• _THE EXERCISE_
Extract every line of the material that holds the string "Peter".

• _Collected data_
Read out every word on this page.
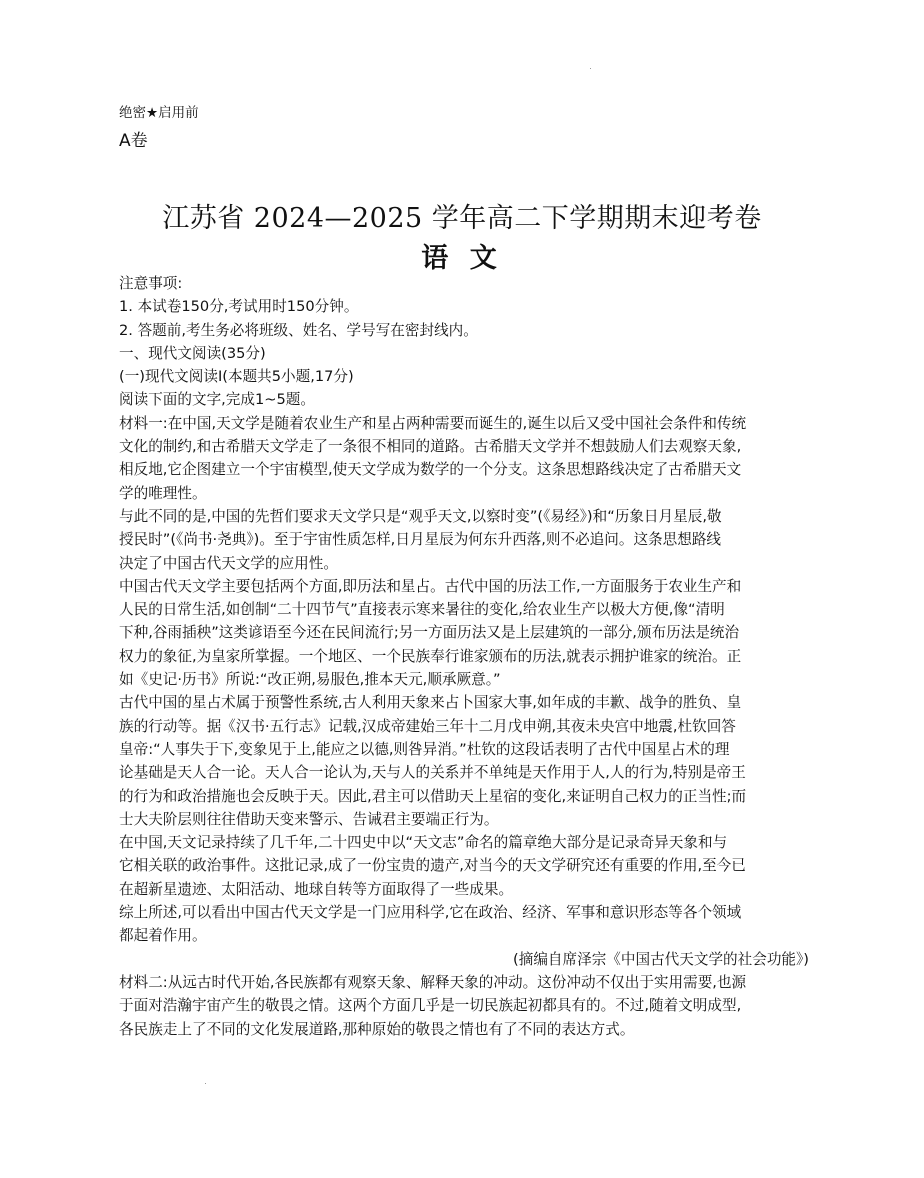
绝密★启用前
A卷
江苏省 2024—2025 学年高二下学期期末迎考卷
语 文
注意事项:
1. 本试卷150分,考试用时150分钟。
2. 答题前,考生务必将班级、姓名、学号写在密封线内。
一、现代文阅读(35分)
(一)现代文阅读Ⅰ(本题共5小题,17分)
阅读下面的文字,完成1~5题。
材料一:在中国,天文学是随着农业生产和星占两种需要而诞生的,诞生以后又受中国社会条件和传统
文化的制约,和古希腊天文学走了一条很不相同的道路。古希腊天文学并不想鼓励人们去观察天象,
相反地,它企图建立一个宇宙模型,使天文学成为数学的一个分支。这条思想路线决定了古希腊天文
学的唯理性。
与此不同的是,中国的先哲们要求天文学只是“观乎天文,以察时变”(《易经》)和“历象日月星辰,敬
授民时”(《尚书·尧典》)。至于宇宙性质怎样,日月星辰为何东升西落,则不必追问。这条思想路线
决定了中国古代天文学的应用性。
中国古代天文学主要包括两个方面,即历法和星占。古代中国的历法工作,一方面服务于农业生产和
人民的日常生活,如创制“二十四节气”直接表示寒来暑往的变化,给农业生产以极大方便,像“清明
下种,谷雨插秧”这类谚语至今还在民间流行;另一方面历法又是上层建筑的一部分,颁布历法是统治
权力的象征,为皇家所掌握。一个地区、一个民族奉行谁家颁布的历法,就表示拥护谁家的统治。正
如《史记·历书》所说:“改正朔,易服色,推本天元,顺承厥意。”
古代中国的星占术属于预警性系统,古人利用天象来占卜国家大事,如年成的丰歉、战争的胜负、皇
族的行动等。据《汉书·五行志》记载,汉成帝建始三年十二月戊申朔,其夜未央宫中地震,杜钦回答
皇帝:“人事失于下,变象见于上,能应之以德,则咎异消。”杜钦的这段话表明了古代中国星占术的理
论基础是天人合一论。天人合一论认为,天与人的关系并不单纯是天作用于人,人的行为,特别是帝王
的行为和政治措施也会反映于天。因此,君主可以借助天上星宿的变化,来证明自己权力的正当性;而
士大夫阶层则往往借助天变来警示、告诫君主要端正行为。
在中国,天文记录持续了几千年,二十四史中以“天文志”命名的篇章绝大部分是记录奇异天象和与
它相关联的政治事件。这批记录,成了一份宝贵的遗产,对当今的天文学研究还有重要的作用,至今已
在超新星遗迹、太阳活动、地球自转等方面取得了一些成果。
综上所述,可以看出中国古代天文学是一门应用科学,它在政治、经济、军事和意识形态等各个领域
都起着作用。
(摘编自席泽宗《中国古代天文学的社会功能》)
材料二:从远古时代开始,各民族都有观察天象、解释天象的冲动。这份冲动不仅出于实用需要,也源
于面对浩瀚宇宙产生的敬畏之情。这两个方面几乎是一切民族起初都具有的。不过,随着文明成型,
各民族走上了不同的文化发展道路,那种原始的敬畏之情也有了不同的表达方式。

* * *

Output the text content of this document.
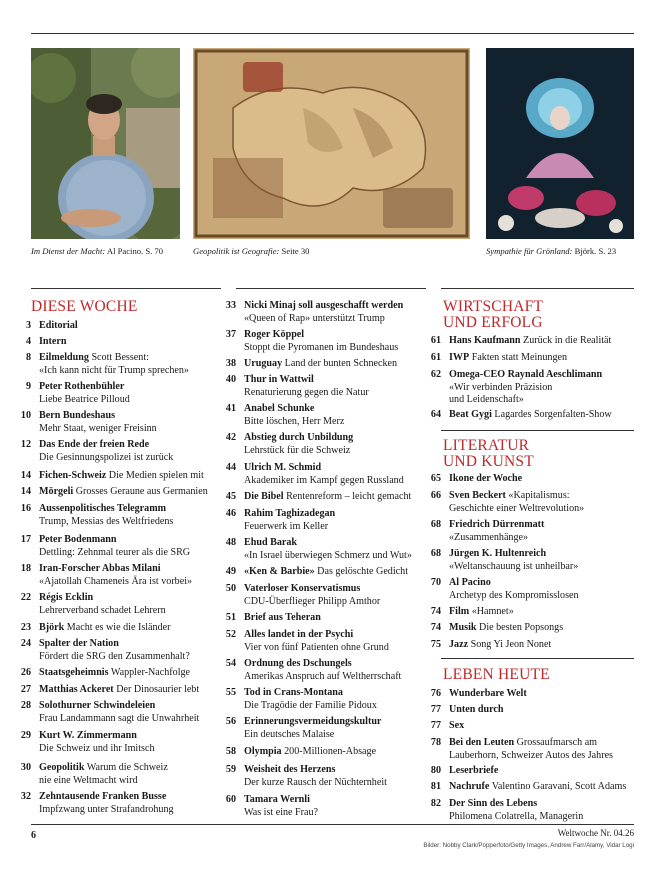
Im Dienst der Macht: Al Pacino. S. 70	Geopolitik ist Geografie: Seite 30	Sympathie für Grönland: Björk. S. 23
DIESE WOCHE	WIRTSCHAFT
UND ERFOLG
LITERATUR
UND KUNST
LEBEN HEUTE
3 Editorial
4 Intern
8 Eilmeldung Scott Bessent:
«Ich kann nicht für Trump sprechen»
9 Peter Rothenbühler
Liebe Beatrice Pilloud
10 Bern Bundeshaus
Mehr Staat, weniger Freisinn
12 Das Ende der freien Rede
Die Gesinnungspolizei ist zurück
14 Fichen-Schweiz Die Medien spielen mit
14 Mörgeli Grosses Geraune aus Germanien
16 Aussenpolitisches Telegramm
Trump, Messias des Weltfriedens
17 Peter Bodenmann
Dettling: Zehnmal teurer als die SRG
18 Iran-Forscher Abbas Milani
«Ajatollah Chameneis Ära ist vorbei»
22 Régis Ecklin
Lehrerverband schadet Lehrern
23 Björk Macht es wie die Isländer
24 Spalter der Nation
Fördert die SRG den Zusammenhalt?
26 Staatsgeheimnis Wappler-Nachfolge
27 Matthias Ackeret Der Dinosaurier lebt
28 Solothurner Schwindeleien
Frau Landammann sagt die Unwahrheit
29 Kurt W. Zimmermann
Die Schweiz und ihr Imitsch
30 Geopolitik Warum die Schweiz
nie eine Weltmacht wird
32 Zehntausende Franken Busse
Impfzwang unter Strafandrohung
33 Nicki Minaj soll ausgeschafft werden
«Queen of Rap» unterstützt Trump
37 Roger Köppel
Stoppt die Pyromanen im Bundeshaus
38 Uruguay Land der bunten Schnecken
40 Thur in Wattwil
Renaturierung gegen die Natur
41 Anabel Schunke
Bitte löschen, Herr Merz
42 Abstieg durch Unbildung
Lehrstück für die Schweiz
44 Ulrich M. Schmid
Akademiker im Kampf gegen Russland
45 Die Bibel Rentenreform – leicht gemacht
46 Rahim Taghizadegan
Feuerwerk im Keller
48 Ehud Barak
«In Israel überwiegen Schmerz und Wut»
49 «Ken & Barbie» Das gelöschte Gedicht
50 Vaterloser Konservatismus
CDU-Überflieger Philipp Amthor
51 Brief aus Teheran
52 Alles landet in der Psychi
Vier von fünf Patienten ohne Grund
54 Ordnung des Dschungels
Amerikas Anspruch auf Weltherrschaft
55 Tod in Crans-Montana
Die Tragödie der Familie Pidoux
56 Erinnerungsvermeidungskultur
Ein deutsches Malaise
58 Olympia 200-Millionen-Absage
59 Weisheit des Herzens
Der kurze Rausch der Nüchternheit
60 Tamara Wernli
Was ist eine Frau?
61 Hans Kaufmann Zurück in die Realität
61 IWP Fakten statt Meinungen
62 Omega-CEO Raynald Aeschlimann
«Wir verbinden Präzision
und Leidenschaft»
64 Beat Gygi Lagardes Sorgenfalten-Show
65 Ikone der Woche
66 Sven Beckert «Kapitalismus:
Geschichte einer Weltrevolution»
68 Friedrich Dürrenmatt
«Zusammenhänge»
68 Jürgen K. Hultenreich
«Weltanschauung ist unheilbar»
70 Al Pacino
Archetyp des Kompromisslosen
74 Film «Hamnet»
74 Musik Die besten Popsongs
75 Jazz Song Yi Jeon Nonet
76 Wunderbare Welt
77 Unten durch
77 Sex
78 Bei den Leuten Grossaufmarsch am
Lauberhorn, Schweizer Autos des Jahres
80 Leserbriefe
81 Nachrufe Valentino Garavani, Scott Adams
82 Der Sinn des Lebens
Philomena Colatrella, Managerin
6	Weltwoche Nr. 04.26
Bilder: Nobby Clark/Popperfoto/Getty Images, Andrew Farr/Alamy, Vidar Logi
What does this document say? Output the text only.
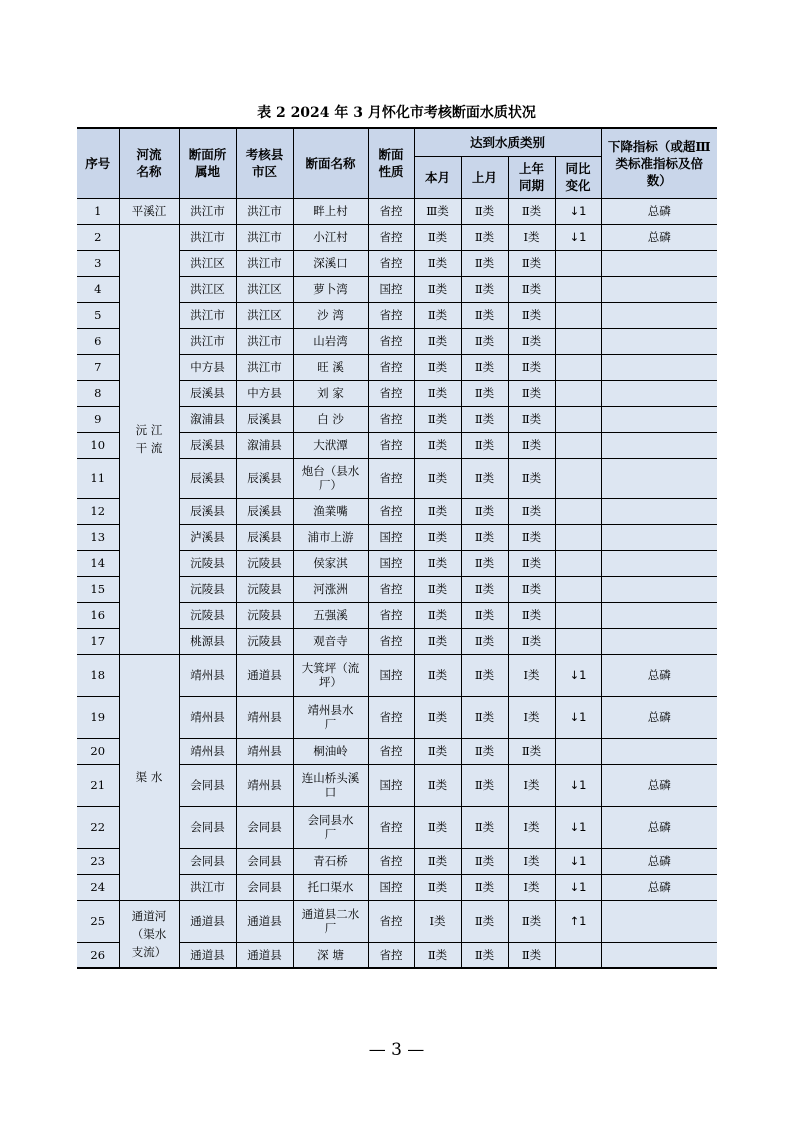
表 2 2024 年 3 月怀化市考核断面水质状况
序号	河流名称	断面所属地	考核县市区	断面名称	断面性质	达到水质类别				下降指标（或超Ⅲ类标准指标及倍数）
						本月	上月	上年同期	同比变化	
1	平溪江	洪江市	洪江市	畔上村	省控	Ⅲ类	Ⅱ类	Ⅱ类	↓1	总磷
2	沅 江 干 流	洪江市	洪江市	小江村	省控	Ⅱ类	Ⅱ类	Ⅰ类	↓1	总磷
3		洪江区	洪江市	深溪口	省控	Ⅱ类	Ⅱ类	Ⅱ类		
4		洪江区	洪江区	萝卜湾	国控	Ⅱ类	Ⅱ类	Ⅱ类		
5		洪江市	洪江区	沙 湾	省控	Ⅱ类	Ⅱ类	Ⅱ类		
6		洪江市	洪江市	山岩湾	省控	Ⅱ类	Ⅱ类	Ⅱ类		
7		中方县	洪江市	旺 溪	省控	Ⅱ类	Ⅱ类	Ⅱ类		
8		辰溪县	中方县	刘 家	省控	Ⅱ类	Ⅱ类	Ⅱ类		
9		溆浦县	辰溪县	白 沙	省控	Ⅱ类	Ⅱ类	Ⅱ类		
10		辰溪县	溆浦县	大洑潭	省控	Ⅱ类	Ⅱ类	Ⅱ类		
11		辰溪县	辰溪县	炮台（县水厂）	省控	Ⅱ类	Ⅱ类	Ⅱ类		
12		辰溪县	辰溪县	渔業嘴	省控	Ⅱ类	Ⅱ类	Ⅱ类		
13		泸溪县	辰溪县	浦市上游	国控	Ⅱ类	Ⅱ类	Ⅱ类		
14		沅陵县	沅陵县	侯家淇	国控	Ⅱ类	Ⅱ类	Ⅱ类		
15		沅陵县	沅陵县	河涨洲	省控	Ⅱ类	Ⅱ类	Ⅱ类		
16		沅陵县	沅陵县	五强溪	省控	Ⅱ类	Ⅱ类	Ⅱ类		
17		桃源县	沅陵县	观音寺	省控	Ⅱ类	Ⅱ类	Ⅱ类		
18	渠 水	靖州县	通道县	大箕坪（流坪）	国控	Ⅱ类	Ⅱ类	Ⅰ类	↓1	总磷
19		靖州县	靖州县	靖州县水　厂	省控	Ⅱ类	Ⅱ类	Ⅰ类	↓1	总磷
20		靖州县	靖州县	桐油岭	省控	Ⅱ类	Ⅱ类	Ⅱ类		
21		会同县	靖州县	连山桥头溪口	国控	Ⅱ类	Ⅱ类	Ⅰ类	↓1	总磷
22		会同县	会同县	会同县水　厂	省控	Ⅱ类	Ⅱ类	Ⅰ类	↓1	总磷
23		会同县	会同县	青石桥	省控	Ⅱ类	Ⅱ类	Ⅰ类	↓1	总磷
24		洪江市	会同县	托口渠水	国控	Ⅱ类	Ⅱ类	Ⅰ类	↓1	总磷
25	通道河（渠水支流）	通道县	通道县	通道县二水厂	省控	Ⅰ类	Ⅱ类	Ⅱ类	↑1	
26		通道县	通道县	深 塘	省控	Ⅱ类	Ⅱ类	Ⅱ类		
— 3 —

--

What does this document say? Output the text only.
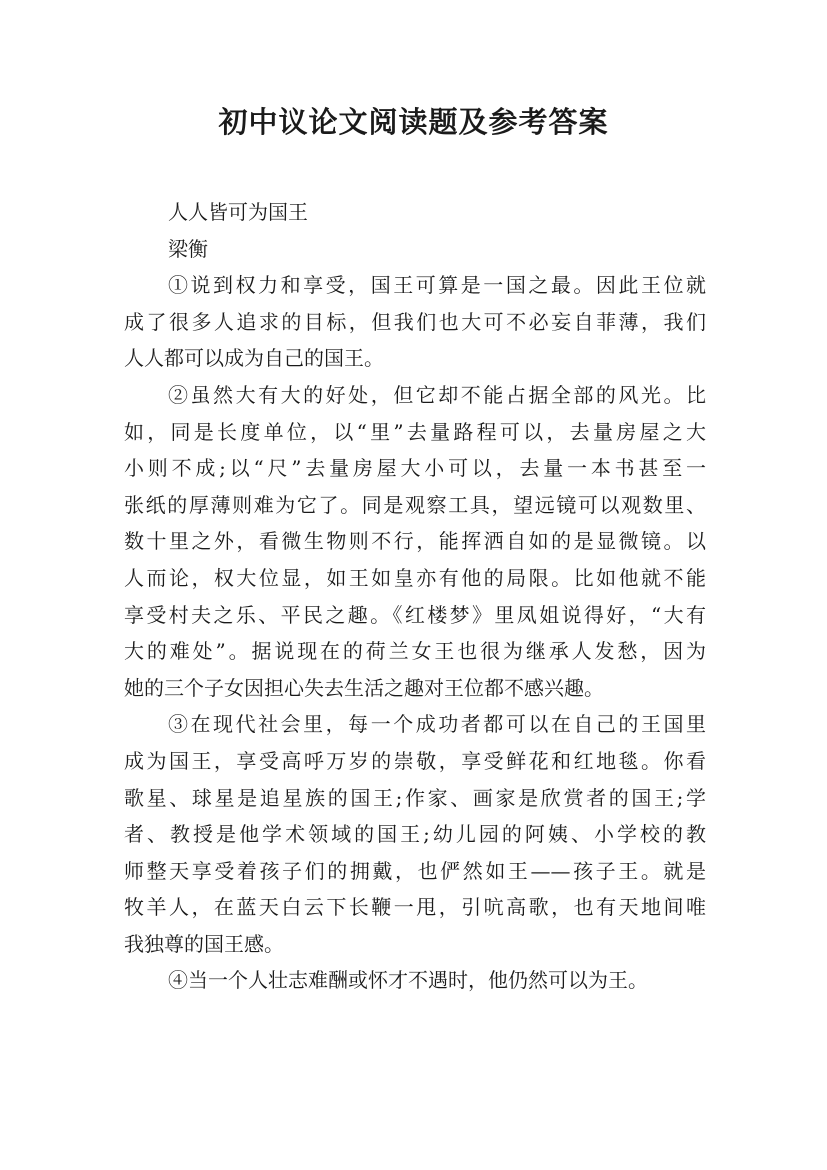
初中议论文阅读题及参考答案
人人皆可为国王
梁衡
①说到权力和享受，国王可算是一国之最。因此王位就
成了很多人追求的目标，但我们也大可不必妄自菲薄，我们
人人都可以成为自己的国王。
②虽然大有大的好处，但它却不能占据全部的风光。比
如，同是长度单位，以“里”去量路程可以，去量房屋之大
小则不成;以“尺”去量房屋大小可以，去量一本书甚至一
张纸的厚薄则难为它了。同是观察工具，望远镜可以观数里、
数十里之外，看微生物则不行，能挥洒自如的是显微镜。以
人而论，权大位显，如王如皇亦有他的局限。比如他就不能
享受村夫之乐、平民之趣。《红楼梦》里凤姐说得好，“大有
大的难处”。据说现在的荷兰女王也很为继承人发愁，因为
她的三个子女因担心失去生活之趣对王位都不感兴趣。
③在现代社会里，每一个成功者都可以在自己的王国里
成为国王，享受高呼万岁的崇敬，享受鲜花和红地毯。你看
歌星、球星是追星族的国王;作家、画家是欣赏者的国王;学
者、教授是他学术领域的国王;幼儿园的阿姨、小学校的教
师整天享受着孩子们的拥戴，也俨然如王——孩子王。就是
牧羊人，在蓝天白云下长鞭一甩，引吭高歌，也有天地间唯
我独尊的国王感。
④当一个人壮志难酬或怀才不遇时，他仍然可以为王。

• _THE REPLY_
9 Peter Rothenbühler
17 Peter Bodenmann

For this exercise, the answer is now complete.